DOCUMENT TEXT Start Marker
Before steels and stainless steels can be friction stir welded in a production environment, further experiments have to be conducted to establish the best material for the FSW tools [13] . Once a suitable material has been identified, work on developing tool designs and optimised procedures for a number of steels can commence. This work should also examine the mechanical and metallurgical properties of the welds and provide data from which potential users can realistically estimate the costs of using the process in production. The benefits of the process for industrial exploitation will be investigated at TWI in the near future by making a number of prototype components by FSW. When butt joining aluminium to steel, a mechanical interlock can be provided by machining a dove tail into the steel plate and then traversing the tool off centre through the softer aluminium alloy ( Figure 7).

Fig. 6. Friction stir weld between an aluminium extrusion (AA2219) and a 3mm thick die cast magnesium alloy AZ91 [14]
Fig. 6. Friction stir weld between an aluminium extrusion (AA2219) and a 3mm thick die cast magnesium alloy AZ91 [14]
Fig. 7. Pilot trial on friction stir welding aluminium to a mild steel plate comprising a mechanical interlock
Fig. 7. Pilot trial on friction stir welding aluminium to a mild steel plate comprising a mechanical interlock

 

Preliminary investigations have established that the FSW technique can be applied to titanium and its alloys, and this offers the potential for a rapid, cost-effective and technically simple method of making high quality welds in titanium alloys. A current TWI project aims to develop the process to a point where it can be considered for industrial use. Initial studies have been on Ti-6Al-4V, but it is intended to investigate other alloys in due course. The main interest in these alloys stems from the aerospace industry, but producers of oil pipelines and offshore platforms would like to use friction stir welded titanium alloys when extreme corrosion resistance is required.
DOCUMENT TEXT End Marker
DATA EXCERPTS Start Marker
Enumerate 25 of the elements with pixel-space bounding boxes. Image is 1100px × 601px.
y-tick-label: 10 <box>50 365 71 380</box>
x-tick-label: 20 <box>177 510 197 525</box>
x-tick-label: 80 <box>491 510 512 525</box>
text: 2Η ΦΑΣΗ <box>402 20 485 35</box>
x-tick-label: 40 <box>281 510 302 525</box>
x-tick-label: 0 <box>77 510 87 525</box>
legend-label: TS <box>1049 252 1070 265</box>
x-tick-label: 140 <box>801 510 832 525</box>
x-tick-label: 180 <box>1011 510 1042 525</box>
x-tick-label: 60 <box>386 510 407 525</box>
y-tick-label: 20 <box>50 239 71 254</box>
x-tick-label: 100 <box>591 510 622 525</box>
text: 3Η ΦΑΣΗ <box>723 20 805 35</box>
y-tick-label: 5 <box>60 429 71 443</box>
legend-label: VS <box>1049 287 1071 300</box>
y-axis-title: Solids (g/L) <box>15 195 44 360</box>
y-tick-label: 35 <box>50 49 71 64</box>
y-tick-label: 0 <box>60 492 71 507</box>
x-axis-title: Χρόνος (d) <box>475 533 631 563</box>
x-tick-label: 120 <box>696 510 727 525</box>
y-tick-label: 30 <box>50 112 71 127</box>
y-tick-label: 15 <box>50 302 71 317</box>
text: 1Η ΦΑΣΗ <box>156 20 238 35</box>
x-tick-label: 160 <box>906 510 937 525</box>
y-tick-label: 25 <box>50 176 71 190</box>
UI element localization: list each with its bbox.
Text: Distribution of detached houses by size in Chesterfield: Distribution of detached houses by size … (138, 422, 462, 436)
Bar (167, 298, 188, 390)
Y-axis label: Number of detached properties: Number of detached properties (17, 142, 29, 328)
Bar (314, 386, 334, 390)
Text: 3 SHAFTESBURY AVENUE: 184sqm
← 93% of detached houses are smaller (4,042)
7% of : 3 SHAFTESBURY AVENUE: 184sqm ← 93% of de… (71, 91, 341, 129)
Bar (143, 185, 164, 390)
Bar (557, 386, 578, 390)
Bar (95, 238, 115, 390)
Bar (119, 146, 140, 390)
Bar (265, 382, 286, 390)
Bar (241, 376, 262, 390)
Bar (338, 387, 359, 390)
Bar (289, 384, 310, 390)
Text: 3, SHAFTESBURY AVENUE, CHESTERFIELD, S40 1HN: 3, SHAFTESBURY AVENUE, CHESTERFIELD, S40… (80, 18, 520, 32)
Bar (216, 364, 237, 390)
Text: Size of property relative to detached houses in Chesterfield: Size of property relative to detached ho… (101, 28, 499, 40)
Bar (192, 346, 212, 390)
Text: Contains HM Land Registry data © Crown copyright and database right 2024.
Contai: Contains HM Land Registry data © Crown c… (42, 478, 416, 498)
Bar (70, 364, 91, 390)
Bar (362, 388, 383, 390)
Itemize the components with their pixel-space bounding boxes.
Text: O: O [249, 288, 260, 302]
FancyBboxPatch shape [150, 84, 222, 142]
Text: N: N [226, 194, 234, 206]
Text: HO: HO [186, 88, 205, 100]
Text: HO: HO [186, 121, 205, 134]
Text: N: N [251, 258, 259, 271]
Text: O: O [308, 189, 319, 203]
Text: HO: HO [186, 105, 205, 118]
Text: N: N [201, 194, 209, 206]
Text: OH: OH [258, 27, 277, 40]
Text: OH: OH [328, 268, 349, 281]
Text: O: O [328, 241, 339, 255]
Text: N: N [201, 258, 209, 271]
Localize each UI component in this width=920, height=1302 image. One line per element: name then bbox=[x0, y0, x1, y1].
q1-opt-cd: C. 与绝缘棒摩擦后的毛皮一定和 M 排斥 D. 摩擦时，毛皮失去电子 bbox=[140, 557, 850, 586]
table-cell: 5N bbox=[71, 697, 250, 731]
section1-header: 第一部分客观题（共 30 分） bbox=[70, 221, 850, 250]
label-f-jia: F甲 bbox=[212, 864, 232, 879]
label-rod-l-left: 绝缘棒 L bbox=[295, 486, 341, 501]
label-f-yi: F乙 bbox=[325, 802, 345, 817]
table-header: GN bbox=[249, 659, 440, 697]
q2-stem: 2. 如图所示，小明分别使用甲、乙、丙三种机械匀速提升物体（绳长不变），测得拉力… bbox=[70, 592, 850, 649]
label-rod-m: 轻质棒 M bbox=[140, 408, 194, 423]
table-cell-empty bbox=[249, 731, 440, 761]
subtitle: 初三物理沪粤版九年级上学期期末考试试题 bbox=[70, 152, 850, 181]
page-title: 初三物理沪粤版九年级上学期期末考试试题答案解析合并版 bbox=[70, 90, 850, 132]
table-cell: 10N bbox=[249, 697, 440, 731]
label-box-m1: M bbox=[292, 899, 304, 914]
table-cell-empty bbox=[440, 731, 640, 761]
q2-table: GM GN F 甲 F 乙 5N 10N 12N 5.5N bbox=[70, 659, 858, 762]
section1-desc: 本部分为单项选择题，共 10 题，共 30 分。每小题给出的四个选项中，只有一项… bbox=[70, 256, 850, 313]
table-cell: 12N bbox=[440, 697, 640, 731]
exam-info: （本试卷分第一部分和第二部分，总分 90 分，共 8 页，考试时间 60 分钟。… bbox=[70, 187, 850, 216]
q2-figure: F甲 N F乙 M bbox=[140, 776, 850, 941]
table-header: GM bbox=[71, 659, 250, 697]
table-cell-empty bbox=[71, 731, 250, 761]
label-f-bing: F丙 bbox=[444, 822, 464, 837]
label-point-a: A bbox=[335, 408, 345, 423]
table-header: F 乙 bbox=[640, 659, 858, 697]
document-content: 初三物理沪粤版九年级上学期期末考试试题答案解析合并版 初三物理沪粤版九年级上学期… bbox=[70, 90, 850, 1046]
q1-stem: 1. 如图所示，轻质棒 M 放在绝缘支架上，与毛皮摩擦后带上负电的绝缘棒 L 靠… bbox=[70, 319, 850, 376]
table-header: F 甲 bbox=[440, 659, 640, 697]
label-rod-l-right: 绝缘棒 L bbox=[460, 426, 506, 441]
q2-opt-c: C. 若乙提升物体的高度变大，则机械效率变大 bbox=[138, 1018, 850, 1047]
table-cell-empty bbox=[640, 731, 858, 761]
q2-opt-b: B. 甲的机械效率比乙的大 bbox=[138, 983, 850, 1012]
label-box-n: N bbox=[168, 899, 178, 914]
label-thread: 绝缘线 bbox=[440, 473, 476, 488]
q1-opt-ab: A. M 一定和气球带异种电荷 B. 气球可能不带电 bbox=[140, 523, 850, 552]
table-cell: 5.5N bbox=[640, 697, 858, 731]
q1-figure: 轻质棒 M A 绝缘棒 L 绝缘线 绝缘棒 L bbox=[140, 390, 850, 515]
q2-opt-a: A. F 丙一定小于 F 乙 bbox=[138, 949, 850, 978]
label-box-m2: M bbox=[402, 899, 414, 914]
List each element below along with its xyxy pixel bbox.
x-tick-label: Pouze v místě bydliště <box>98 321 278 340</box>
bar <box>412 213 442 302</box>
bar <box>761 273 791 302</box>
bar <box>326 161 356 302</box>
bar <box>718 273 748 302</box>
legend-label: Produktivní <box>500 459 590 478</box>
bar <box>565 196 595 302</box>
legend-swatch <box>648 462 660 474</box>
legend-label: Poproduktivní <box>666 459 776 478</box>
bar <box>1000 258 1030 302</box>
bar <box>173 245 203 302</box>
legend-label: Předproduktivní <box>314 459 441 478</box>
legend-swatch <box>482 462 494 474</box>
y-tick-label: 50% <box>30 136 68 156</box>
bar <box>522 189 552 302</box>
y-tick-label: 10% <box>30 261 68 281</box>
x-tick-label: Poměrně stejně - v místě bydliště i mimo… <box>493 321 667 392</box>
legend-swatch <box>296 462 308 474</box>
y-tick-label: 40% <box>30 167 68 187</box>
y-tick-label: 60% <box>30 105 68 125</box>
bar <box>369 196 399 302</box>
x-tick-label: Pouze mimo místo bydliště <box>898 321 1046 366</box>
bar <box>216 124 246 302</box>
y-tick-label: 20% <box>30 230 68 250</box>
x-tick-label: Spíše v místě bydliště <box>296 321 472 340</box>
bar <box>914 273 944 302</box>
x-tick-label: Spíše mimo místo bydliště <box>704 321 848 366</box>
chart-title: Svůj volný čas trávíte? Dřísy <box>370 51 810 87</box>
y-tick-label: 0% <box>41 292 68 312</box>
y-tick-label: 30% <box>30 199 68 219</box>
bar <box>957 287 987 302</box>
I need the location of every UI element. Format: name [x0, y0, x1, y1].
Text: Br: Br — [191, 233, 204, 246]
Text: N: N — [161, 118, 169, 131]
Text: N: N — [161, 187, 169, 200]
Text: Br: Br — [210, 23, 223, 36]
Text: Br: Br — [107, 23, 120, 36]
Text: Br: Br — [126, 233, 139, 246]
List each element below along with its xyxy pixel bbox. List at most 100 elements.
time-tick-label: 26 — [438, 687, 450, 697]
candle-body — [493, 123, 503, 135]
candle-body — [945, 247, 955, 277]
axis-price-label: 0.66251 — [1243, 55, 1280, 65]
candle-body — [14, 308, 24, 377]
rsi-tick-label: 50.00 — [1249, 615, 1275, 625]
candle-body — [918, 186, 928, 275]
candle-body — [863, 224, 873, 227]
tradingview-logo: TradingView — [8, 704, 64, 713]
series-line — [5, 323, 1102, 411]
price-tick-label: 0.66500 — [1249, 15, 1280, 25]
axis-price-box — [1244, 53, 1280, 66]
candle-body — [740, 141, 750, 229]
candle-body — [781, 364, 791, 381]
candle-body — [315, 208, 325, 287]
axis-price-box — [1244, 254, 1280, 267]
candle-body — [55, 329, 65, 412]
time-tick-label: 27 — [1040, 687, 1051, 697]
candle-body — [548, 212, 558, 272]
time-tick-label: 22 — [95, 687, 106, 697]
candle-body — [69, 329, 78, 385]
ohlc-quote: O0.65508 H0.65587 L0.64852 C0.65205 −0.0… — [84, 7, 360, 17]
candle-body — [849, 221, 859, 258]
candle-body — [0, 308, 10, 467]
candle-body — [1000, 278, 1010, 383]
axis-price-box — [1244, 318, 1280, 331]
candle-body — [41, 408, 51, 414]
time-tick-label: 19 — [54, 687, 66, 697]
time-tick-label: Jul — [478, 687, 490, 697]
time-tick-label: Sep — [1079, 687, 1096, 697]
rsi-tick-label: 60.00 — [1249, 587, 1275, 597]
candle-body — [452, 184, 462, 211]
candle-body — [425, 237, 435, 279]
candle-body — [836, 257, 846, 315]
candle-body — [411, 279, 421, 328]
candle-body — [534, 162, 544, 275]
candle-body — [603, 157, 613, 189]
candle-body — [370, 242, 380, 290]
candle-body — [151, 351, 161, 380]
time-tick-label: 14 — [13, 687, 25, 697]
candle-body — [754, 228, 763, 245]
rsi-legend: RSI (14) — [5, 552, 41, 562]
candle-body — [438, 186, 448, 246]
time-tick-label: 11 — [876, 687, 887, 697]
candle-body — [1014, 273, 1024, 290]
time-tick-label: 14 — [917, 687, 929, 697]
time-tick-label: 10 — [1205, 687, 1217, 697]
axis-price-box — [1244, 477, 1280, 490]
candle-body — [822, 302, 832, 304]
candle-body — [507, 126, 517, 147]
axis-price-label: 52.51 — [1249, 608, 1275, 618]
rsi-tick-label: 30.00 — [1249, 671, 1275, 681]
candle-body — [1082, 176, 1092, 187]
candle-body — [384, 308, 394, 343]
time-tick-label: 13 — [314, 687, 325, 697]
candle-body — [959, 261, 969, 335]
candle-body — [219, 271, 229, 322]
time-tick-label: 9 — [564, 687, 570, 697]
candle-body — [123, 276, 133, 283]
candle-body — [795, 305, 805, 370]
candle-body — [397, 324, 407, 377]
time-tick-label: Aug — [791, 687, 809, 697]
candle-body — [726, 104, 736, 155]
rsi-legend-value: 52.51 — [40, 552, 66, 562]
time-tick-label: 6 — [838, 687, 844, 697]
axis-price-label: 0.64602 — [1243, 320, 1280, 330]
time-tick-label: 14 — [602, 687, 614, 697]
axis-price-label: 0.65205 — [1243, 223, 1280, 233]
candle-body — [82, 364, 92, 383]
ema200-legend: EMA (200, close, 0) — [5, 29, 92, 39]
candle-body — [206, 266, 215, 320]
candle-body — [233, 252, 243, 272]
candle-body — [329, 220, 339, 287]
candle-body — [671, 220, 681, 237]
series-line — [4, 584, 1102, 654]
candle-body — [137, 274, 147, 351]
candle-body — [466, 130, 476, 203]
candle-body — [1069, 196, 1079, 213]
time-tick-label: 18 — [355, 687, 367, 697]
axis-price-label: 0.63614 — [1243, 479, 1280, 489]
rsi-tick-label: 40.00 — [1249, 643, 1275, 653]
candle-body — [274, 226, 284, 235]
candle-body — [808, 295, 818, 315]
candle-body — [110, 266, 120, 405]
DATA EXCERPTS End Marker
YOUR TASKS
(1) Does the friction stir welding text support each statement below? For each, answer yes or no and quote the deciding words.
(a) Initial studies on titanium have been on Ti-6Al-4V.
(b) The best tool material for friction stir welding steels has already been established.
(c) The main interest in titanium alloys comes from the automotive industry.
(2) According to the friction stir welding text, how can a mechanical interlock be provided when butt joining aluminum to steel?

LIST OF SOLUTIONS
(1)
(a) Yes: "Initial studies have been on Ti-6Al-4V"
(b) No: "further experiments have to be conducted to establish the best material for the FSW tools"
(c) No: "The main interest in these alloys stems from the aerospace industry"

(2) A dovetail is machined into the steel plate, and the tool is then traversed off center through the softer aluminum alloy.